WHAT THE TASK ASKS ▸
Identify the lines that contain the word "this", then copy them.

PROVIDED MATERIAL ▸
==================================================
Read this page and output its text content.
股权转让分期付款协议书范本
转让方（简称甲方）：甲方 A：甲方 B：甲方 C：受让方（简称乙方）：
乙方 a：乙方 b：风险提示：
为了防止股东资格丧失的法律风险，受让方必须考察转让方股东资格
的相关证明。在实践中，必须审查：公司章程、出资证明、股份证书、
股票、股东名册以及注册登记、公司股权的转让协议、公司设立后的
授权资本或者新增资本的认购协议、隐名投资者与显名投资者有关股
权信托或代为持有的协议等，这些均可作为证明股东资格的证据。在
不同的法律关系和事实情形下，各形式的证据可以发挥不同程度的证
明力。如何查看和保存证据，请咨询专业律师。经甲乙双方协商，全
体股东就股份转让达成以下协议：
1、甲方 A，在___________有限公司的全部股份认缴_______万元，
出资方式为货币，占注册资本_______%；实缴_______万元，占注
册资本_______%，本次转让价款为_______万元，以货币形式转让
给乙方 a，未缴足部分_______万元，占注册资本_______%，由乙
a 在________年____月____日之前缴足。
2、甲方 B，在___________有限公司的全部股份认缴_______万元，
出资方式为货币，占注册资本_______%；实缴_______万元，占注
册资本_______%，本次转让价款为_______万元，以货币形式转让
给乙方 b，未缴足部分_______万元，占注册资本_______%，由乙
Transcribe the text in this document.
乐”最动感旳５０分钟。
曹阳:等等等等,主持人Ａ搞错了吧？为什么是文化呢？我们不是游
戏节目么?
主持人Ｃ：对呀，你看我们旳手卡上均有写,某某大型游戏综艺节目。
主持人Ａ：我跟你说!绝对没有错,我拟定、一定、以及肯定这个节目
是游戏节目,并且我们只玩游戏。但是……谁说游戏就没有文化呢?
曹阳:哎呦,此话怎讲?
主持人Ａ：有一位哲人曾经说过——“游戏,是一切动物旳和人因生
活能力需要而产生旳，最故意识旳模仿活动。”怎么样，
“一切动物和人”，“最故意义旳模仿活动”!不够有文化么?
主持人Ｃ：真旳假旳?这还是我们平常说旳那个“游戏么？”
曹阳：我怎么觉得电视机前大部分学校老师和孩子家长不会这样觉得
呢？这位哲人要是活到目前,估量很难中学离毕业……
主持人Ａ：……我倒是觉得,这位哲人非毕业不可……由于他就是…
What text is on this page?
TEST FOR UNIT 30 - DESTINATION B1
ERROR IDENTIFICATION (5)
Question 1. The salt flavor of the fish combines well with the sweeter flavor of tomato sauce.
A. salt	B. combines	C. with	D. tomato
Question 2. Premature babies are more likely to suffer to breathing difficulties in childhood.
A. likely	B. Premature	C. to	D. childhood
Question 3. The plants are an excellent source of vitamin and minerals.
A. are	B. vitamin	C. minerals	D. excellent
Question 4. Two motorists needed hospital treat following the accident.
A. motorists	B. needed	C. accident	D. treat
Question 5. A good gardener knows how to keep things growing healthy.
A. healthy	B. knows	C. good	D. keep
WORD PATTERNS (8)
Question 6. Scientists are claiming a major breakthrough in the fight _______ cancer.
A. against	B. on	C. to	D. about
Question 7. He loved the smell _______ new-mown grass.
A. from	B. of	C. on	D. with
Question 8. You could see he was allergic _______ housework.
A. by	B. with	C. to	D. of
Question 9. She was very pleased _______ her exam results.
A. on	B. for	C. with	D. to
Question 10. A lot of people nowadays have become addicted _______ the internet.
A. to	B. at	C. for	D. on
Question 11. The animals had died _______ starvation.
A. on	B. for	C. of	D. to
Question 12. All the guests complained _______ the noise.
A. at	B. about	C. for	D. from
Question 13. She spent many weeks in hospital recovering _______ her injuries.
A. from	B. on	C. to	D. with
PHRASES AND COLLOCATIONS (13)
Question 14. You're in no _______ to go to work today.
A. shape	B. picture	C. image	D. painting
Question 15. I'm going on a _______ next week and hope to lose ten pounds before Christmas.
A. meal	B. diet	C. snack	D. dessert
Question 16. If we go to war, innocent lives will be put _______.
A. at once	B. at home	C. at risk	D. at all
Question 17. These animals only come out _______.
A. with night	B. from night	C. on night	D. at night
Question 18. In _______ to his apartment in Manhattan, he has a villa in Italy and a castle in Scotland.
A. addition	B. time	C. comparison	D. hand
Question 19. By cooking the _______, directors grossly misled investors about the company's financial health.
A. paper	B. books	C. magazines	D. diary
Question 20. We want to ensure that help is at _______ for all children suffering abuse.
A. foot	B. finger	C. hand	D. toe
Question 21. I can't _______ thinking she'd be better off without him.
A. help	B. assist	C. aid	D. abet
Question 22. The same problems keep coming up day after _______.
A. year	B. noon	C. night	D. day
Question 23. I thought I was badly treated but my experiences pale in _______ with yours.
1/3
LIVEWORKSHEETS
==================================================
SOLUTION BELOW ▸
Read this page and output its text content.
Transcribe the text in this document.
What text is on this page?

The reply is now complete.